#### LISTED RECORDS
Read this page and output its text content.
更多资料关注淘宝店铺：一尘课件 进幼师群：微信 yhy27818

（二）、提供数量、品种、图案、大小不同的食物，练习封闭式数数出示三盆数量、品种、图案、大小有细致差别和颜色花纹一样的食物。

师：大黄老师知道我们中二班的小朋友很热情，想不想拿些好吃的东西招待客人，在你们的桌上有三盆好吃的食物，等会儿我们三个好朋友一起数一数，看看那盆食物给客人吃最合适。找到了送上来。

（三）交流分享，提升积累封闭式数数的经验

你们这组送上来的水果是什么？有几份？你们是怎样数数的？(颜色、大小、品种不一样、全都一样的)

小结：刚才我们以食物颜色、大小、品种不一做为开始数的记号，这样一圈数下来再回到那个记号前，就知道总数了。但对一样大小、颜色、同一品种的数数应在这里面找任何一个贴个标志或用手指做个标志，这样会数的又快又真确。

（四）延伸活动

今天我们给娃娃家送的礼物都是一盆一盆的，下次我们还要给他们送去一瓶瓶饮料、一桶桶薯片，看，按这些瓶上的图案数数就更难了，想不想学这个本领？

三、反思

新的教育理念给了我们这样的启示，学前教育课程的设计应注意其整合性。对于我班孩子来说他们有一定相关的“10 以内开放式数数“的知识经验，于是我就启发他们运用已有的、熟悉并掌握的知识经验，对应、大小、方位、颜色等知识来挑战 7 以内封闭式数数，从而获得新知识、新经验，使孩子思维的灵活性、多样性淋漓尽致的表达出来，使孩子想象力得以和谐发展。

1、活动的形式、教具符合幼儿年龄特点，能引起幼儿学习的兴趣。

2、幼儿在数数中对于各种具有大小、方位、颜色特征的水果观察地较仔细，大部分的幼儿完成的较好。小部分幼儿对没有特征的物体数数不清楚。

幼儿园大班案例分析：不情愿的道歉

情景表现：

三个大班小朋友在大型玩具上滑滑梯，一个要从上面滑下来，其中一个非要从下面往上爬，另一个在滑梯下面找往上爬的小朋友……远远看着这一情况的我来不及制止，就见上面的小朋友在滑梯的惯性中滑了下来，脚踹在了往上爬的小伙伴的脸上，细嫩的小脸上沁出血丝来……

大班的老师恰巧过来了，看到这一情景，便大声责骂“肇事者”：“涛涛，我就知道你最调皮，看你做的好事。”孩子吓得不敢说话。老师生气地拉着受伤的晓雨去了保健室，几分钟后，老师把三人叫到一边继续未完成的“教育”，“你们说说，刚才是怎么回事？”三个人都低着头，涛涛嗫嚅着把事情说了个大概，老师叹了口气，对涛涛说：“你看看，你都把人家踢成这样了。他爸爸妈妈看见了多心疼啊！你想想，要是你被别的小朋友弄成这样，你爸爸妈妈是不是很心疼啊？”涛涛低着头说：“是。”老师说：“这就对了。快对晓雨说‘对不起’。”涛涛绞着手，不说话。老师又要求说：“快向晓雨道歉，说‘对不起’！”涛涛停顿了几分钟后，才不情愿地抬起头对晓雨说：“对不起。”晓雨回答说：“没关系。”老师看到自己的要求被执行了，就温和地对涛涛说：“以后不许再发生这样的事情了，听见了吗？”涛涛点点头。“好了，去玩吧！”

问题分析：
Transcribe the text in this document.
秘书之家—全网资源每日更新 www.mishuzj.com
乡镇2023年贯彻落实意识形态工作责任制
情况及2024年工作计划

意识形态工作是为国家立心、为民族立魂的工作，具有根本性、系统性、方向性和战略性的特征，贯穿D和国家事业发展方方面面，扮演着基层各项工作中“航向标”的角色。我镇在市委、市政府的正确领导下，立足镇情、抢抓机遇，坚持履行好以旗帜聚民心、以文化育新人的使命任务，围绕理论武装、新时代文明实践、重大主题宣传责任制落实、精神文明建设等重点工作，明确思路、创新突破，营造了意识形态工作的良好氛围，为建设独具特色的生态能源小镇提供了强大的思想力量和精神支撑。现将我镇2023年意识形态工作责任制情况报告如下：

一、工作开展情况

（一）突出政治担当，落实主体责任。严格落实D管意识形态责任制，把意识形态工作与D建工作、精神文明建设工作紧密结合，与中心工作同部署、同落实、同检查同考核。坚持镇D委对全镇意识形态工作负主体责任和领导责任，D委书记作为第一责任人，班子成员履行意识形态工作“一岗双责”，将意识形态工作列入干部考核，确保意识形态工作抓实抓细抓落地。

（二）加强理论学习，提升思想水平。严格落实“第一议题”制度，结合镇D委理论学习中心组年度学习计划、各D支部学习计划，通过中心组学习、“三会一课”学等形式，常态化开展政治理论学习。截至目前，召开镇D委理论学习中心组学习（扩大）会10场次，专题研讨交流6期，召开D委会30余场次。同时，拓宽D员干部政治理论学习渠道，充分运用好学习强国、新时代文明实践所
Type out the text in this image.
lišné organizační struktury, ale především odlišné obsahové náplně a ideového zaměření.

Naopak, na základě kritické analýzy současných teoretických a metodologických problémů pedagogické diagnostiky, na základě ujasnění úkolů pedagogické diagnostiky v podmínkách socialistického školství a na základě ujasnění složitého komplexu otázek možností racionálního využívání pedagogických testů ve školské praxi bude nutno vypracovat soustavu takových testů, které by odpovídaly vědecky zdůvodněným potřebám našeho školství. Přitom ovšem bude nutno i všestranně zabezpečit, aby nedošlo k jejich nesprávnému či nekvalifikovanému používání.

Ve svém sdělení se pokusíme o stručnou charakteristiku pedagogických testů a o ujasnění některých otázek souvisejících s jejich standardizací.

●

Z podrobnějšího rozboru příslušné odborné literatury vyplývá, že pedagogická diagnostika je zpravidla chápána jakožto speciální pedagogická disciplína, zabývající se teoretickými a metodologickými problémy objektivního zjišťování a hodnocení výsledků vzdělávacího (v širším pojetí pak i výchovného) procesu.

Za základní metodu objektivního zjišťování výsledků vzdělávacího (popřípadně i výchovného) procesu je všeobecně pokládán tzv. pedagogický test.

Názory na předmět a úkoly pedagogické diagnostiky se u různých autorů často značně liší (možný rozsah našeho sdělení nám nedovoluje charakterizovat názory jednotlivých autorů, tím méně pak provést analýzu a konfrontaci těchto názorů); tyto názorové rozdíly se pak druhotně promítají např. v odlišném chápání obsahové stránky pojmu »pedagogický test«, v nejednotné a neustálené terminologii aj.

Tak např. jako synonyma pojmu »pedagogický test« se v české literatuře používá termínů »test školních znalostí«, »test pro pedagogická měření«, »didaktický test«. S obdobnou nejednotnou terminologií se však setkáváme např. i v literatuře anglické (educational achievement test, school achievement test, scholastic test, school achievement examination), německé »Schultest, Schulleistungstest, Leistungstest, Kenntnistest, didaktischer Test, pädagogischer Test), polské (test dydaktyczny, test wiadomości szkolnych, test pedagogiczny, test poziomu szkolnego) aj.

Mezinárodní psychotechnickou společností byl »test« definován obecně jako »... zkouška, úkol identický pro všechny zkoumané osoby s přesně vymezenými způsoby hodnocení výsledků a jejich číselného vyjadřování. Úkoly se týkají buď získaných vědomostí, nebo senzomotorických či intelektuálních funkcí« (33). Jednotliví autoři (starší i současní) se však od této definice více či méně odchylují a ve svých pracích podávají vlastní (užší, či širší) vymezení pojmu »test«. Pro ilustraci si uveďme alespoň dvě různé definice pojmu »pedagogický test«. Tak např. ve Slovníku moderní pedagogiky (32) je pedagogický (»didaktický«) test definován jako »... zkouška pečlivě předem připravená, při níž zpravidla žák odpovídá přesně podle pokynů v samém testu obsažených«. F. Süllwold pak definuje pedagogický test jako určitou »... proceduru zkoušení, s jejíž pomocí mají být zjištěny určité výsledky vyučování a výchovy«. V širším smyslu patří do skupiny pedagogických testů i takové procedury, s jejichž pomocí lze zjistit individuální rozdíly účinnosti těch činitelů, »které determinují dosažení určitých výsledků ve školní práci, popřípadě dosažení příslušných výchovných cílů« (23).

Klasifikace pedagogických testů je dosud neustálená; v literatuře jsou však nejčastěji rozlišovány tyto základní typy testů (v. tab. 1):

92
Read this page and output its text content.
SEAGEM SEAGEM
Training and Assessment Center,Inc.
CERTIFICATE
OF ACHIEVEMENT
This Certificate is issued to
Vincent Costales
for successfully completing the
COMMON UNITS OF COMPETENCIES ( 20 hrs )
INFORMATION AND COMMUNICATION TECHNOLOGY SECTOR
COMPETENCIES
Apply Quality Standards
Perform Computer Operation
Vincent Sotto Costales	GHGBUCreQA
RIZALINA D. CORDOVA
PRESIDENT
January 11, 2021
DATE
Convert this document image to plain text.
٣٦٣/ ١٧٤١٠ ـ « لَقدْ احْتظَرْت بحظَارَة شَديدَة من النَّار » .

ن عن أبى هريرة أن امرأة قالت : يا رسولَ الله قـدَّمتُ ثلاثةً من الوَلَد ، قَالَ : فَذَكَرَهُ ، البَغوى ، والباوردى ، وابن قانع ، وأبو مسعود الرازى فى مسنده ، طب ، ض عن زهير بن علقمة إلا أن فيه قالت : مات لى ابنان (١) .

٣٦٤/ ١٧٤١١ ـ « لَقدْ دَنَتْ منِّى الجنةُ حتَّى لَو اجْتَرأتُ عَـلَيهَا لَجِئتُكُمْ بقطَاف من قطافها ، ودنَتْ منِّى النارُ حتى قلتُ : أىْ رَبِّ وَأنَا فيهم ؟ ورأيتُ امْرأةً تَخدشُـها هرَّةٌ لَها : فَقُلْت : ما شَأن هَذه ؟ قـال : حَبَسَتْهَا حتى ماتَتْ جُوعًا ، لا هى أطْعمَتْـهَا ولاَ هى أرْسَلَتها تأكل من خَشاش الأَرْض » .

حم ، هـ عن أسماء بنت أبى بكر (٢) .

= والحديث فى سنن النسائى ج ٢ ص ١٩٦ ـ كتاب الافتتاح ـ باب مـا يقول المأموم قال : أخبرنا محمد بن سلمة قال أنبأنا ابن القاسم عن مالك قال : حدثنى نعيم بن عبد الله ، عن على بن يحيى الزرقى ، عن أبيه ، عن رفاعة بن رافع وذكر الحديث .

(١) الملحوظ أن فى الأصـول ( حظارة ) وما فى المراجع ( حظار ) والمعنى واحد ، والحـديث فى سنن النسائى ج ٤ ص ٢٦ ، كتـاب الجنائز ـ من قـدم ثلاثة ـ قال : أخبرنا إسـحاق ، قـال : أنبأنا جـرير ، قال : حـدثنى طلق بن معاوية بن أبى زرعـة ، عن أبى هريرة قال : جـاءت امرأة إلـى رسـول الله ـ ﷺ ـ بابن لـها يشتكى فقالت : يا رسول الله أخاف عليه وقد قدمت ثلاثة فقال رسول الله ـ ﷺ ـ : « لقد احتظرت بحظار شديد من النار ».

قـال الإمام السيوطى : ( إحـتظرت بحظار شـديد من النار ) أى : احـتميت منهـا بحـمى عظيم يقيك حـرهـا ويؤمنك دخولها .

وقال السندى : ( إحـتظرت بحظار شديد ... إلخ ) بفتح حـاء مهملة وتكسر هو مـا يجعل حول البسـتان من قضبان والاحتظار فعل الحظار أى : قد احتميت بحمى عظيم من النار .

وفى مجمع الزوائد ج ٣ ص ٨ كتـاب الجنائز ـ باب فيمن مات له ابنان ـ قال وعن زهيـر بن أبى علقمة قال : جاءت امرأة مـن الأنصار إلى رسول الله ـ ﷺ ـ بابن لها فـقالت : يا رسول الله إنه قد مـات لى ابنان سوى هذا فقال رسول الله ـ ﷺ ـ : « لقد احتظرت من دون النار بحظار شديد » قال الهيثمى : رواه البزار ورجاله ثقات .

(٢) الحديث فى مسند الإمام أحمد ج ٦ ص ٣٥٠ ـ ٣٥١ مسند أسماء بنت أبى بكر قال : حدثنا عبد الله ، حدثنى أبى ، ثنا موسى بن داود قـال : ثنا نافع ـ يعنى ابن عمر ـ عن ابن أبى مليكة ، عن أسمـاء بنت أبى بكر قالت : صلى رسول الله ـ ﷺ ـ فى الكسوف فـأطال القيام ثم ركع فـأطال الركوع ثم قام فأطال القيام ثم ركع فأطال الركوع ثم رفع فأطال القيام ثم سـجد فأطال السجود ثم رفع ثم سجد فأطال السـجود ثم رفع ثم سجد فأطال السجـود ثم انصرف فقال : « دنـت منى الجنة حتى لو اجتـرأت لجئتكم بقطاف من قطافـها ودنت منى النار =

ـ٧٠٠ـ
########
§ **EXERCISE GOAL**
Scan the records above for the string "الحديث", then select every line that holds it.

§ **EXERCISE OUTPUT**
= والحديث فى سنن النسائى ج ٢ ص ١٩٦ ـ كتاب الافتتاح ـ باب مـا يقول المأموم قال : أخبرنا محمد بن سلمة قال أنبأنا ابن القاسم عن مالك قال : حدثنى نعيم بن عبد الله ، عن على بن يحيى الزرقى ، عن أبيه ، عن رفاعة بن رافع وذكر الحديث .
(٢) الحديث فى مسند الإمام أحمد ج ٦ ص ٣٥٠ ـ ٣٥١ مسند أسماء بنت أبى بكر قال : حدثنا عبد الله ، حدثنى أبى ، ثنا موسى بن داود قـال : ثنا نافع ـ يعنى ابن عمر ـ عن ابن أبى مليكة ، عن أسمـاء بنت أبى بكر قالت : صلى رسول الله ـ ﷺ ـ فى الكسوف فـأطال القيام ثم ركع فـأطال الركوع ثم قام فأطال القيام ثم ركع فأطال الركوع ثم رفع فأطال القيام ثم سـجد فأطال السجود ثم رفع ثم سجد فأطال السـجود ثم رفع ثم سجد فأطال السجـود ثم انصرف فقال : « دنـت منى الجنة حتى لو اجتـرأت لجئتكم بقطاف من قطافـها ودنت منى النار =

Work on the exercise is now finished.